Stored items
# # # # # # #
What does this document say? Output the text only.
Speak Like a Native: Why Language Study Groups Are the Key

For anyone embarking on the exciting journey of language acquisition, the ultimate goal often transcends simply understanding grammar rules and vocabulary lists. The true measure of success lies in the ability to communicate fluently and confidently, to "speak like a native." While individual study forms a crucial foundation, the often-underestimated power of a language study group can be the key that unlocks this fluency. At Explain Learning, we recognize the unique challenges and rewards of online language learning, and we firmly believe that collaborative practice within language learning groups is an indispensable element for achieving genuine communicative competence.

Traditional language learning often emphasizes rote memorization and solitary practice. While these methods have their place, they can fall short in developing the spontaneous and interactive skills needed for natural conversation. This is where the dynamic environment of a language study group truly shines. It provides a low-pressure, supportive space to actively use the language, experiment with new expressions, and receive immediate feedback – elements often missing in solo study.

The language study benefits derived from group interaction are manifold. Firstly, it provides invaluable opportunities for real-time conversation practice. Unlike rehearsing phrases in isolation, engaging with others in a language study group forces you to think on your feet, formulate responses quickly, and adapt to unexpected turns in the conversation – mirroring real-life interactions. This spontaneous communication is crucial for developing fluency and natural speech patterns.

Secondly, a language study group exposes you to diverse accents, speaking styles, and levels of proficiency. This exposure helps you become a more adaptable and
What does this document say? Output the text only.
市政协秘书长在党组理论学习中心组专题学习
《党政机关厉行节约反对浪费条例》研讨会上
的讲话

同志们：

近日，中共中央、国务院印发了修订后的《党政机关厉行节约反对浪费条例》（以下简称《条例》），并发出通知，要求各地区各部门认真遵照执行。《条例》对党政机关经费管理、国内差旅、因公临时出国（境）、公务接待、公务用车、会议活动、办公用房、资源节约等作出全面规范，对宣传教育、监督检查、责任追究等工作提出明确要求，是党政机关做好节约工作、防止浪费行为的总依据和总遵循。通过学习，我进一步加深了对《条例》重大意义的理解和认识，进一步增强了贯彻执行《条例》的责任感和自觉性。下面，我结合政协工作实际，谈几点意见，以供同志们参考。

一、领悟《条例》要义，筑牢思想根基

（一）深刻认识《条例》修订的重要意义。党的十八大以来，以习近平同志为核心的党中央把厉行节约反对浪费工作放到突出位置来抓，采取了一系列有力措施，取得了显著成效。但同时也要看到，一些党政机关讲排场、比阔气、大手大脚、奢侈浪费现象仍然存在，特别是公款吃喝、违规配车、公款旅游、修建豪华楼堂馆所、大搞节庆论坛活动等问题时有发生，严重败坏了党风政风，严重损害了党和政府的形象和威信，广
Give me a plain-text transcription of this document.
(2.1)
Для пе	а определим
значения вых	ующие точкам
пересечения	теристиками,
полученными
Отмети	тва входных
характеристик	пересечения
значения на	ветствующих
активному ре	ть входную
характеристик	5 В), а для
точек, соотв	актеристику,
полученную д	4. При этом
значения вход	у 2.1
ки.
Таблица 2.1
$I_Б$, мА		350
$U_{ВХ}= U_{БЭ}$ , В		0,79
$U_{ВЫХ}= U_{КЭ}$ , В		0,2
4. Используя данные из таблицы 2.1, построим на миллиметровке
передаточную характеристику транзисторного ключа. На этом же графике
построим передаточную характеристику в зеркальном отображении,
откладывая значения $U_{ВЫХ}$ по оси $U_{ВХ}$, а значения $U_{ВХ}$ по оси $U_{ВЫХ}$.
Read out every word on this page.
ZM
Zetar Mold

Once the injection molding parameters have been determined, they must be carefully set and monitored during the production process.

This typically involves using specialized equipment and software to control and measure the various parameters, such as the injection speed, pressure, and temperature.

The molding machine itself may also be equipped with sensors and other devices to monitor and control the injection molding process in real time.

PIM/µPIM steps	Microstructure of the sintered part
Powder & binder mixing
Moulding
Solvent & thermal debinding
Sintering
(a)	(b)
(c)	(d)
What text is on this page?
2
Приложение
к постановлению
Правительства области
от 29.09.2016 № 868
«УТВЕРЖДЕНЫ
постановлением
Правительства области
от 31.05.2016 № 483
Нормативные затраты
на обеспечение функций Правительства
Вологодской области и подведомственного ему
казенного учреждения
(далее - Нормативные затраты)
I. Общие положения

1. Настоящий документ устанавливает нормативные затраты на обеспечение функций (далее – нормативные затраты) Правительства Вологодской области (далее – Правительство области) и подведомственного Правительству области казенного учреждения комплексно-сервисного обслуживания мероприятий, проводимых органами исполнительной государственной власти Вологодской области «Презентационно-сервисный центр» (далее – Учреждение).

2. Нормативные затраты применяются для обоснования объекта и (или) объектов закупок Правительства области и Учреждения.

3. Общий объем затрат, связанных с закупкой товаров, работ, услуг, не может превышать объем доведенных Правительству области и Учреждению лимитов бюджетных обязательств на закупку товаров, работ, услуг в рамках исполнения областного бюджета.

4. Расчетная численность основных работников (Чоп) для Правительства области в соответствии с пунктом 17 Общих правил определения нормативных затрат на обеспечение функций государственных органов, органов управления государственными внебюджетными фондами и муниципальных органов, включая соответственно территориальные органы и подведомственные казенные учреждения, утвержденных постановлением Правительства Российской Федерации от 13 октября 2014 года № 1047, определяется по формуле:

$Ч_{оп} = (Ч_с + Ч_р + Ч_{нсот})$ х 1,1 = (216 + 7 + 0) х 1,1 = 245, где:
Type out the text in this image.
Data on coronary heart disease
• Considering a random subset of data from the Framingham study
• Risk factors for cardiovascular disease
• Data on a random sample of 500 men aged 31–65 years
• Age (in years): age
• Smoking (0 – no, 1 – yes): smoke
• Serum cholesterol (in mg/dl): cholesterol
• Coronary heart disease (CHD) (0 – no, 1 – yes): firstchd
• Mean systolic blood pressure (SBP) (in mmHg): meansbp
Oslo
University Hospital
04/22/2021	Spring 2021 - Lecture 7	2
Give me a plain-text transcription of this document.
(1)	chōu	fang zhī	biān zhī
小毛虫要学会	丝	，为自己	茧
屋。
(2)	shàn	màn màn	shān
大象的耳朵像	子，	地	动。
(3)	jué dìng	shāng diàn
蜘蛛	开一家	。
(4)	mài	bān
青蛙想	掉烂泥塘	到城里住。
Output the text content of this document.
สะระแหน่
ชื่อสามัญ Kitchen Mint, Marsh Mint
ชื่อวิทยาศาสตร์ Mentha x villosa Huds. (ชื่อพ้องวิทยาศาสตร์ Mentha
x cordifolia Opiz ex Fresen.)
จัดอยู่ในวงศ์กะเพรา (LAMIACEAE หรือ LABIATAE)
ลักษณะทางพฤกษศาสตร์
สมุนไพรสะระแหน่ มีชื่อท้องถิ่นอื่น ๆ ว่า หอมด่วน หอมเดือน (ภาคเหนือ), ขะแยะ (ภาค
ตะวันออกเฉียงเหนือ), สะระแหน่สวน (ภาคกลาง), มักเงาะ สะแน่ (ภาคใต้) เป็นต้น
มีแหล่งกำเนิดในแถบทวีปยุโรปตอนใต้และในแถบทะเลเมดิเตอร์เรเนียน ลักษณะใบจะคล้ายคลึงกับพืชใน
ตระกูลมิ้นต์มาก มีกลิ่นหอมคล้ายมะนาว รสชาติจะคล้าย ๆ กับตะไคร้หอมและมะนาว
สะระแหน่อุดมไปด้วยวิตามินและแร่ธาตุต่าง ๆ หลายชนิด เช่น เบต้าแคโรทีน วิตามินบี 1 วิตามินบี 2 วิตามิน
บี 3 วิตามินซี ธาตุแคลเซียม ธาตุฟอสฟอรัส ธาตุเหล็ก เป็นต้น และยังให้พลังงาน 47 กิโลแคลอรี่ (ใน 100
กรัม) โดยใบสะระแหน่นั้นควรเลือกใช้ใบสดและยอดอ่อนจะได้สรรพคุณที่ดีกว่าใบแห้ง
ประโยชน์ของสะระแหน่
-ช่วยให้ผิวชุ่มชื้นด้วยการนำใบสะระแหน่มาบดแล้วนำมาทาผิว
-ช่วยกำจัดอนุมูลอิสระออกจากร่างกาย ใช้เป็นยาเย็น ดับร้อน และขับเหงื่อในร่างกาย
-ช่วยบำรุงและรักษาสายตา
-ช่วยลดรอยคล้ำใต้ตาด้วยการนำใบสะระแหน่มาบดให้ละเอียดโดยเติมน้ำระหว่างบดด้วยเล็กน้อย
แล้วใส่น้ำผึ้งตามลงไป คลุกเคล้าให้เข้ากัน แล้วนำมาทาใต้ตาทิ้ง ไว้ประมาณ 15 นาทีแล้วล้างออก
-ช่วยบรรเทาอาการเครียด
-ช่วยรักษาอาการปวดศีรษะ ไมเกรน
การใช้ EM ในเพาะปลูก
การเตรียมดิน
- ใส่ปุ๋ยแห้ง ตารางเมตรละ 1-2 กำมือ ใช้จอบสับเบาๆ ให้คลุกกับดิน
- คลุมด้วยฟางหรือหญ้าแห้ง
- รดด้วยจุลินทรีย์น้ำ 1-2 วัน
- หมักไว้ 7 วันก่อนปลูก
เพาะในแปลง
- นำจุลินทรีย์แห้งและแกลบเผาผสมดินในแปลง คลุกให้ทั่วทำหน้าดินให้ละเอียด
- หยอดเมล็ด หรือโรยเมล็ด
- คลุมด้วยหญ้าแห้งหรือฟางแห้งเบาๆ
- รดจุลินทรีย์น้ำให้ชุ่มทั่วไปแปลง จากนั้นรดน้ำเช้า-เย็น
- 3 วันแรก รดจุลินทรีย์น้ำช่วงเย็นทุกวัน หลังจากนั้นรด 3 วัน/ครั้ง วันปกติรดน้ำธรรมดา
# # # # # # #
**Problem details**
Supply the count of lines in the entries that contain the word "затраты", and nothing besides.

**Answer in full**
4